WHAT THE TASK REQUIRES –
Reproduce each of the following items word for word, leaving out the pictures.

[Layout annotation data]

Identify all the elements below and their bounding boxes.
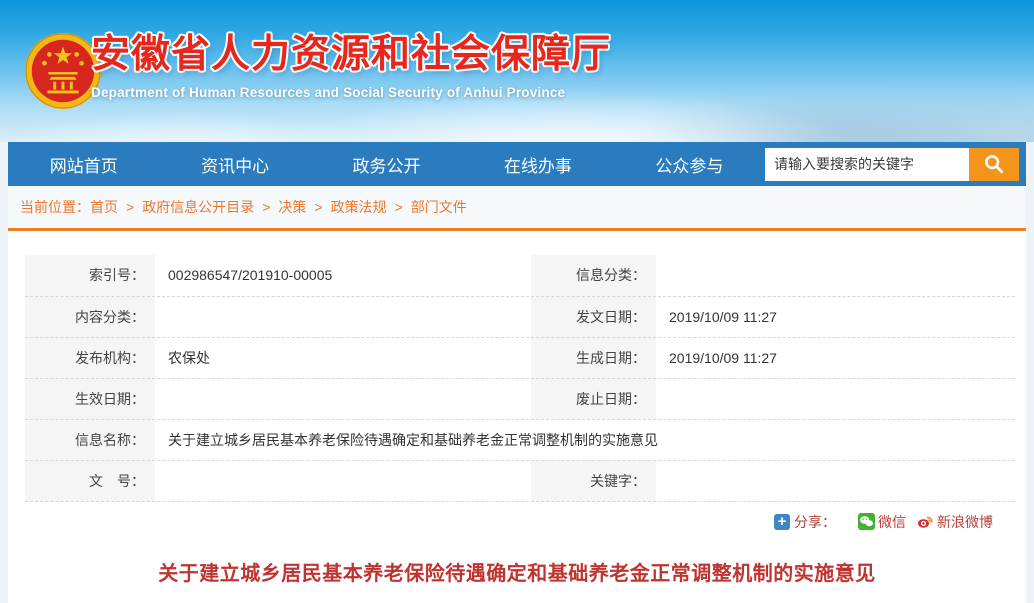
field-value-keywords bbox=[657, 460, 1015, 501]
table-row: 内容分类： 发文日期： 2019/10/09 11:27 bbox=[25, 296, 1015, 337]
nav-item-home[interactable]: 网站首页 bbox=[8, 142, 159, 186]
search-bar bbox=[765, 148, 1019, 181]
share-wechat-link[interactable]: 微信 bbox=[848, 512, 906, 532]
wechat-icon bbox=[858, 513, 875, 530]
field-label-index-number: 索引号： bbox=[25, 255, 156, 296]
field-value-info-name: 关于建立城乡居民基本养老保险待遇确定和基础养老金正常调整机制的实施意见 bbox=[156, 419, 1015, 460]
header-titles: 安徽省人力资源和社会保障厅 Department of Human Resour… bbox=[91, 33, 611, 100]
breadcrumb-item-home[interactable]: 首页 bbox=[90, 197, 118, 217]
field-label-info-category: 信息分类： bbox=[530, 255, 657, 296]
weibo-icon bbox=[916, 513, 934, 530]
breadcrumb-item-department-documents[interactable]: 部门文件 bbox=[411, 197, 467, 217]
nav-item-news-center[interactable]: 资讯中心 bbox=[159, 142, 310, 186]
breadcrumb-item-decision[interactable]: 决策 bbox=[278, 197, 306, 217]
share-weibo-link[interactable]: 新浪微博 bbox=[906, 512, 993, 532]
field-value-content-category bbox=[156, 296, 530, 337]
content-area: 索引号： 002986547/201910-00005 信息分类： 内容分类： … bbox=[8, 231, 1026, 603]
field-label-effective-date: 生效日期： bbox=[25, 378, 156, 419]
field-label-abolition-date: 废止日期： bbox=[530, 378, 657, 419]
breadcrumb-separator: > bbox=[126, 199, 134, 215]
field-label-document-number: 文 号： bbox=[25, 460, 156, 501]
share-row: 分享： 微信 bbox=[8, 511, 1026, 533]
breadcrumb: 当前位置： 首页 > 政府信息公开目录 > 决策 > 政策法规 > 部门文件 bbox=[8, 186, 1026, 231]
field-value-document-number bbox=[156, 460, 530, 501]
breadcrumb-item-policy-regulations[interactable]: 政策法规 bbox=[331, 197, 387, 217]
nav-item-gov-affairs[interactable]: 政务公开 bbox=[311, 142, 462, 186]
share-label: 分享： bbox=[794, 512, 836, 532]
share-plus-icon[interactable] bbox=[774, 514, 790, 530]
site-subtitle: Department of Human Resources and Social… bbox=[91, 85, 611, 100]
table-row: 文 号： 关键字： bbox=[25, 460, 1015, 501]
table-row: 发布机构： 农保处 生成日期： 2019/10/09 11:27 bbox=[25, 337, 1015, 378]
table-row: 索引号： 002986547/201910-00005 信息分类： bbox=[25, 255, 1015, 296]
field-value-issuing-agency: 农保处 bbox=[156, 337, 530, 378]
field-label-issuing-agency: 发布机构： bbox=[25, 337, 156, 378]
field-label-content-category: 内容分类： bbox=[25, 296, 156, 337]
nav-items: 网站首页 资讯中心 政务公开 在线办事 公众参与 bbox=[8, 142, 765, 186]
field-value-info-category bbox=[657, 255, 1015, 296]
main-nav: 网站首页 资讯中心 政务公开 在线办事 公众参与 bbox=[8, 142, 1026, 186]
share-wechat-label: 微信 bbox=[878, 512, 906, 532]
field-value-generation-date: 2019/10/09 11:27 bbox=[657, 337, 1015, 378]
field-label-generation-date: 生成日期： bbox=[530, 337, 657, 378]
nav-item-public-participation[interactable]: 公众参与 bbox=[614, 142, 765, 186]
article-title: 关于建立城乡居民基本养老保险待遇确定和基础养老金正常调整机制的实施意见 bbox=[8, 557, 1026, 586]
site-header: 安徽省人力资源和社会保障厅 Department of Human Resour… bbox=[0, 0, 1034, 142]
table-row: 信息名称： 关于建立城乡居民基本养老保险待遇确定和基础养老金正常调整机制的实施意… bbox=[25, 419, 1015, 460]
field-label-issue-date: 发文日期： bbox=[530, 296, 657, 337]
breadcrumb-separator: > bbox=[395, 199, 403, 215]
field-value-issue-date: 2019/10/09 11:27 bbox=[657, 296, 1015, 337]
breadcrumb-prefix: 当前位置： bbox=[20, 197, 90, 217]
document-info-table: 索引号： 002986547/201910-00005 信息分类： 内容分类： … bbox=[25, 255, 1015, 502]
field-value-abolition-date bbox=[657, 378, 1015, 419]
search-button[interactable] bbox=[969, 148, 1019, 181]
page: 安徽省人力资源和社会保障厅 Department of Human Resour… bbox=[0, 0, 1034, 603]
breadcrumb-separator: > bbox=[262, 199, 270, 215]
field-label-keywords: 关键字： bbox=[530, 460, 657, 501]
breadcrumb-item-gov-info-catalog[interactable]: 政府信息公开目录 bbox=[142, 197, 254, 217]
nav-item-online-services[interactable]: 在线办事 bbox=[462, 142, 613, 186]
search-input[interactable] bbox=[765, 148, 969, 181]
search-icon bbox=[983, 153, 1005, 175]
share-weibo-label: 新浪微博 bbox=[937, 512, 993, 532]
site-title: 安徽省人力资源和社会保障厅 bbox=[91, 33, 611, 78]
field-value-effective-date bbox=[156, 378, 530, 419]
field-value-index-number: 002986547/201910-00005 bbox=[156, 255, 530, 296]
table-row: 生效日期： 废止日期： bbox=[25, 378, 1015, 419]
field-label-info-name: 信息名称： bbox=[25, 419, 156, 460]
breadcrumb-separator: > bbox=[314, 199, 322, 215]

RESPONSE FOR THIS EXERCISE –
Identify all the elements below and their bounding boxes.
field-value-keywords bbox=[657, 460, 1015, 501]
table-row: 内容分类： 发文日期： 2019/10/09 11:27 bbox=[25, 296, 1015, 337]
nav-item-home[interactable]: 网站首页 bbox=[8, 142, 159, 186]
search-bar bbox=[765, 148, 1019, 181]
share-wechat-link[interactable]: 微信 bbox=[848, 512, 906, 532]
wechat-icon bbox=[858, 513, 875, 530]
field-label-index-number: 索引号： bbox=[25, 255, 156, 296]
field-value-info-name: 关于建立城乡居民基本养老保险待遇确定和基础养老金正常调整机制的实施意见 bbox=[156, 419, 1015, 460]
header-titles: 安徽省人力资源和社会保障厅 Department of Human Resour… bbox=[91, 33, 611, 100]
breadcrumb-item-home[interactable]: 首页 bbox=[90, 197, 118, 217]
field-label-info-category: 信息分类： bbox=[530, 255, 657, 296]
weibo-icon bbox=[916, 513, 934, 530]
breadcrumb-item-department-documents[interactable]: 部门文件 bbox=[411, 197, 467, 217]
nav-item-news-center[interactable]: 资讯中心 bbox=[159, 142, 310, 186]
breadcrumb-item-decision[interactable]: 决策 bbox=[278, 197, 306, 217]
share-weibo-link[interactable]: 新浪微博 bbox=[906, 512, 993, 532]
field-value-content-category bbox=[156, 296, 530, 337]
content-area: 索引号： 002986547/201910-00005 信息分类： 内容分类： … bbox=[8, 231, 1026, 603]
field-label-effective-date: 生效日期： bbox=[25, 378, 156, 419]
field-label-abolition-date: 废止日期： bbox=[530, 378, 657, 419]
breadcrumb-separator: > bbox=[126, 199, 134, 215]
field-label-document-number: 文 号： bbox=[25, 460, 156, 501]
share-row: 分享： 微信 bbox=[8, 511, 1026, 533]
breadcrumb: 当前位置： 首页 > 政府信息公开目录 > 决策 > 政策法规 > 部门文件 bbox=[8, 186, 1026, 231]
field-value-document-number bbox=[156, 460, 530, 501]
breadcrumb-item-policy-regulations[interactable]: 政策法规 bbox=[331, 197, 387, 217]
nav-item-gov-affairs[interactable]: 政务公开 bbox=[311, 142, 462, 186]
share-label: 分享： bbox=[794, 512, 836, 532]
share-plus-icon[interactable] bbox=[774, 514, 790, 530]
site-subtitle: Department of Human Resources and Social… bbox=[91, 85, 611, 100]
table-row: 文 号： 关键字： bbox=[25, 460, 1015, 501]
table-row: 发布机构： 农保处 生成日期： 2019/10/09 11:27 bbox=[25, 337, 1015, 378]
table-row: 索引号： 002986547/201910-00005 信息分类： bbox=[25, 255, 1015, 296]
field-value-issuing-agency: 农保处 bbox=[156, 337, 530, 378]
field-label-issuing-agency: 发布机构： bbox=[25, 337, 156, 378]
field-label-content-category: 内容分类： bbox=[25, 296, 156, 337]
nav-items: 网站首页 资讯中心 政务公开 在线办事 公众参与 bbox=[8, 142, 765, 186]
field-value-info-category bbox=[657, 255, 1015, 296]
main-nav: 网站首页 资讯中心 政务公开 在线办事 公众参与 bbox=[8, 142, 1026, 186]
share-wechat-label: 微信 bbox=[878, 512, 906, 532]
field-value-generation-date: 2019/10/09 11:27 bbox=[657, 337, 1015, 378]
field-label-generation-date: 生成日期： bbox=[530, 337, 657, 378]
nav-item-public-participation[interactable]: 公众参与 bbox=[614, 142, 765, 186]
article-title: 关于建立城乡居民基本养老保险待遇确定和基础养老金正常调整机制的实施意见 bbox=[8, 557, 1026, 586]
site-header: 安徽省人力资源和社会保障厅 Department of Human Resour… bbox=[0, 0, 1034, 142]
table-row: 信息名称： 关于建立城乡居民基本养老保险待遇确定和基础养老金正常调整机制的实施意… bbox=[25, 419, 1015, 460]
field-label-issue-date: 发文日期： bbox=[530, 296, 657, 337]
breadcrumb-separator: > bbox=[395, 199, 403, 215]
field-value-issue-date: 2019/10/09 11:27 bbox=[657, 296, 1015, 337]
breadcrumb-prefix: 当前位置： bbox=[20, 197, 90, 217]
document-info-table: 索引号： 002986547/201910-00005 信息分类： 内容分类： … bbox=[25, 255, 1015, 502]
field-value-abolition-date bbox=[657, 378, 1015, 419]
search-button[interactable] bbox=[969, 148, 1019, 181]
page: 安徽省人力资源和社会保障厅 Department of Human Resour… bbox=[0, 0, 1034, 603]
breadcrumb-separator: > bbox=[262, 199, 270, 215]
field-label-keywords: 关键字： bbox=[530, 460, 657, 501]
breadcrumb-item-gov-info-catalog[interactable]: 政府信息公开目录 bbox=[142, 197, 254, 217]
nav-item-online-services[interactable]: 在线办事 bbox=[462, 142, 613, 186]
search-input[interactable] bbox=[765, 148, 969, 181]
search-icon bbox=[983, 153, 1005, 175]
share-weibo-label: 新浪微博 bbox=[937, 512, 993, 532]
site-title: 安徽省人力资源和社会保障厅 bbox=[91, 33, 611, 78]
field-value-effective-date bbox=[156, 378, 530, 419]
field-value-index-number: 002986547/201910-00005 bbox=[156, 255, 530, 296]
table-row: 生效日期： 废止日期： bbox=[25, 378, 1015, 419]
field-label-info-name: 信息名称： bbox=[25, 419, 156, 460]
breadcrumb-separator: > bbox=[314, 199, 322, 215]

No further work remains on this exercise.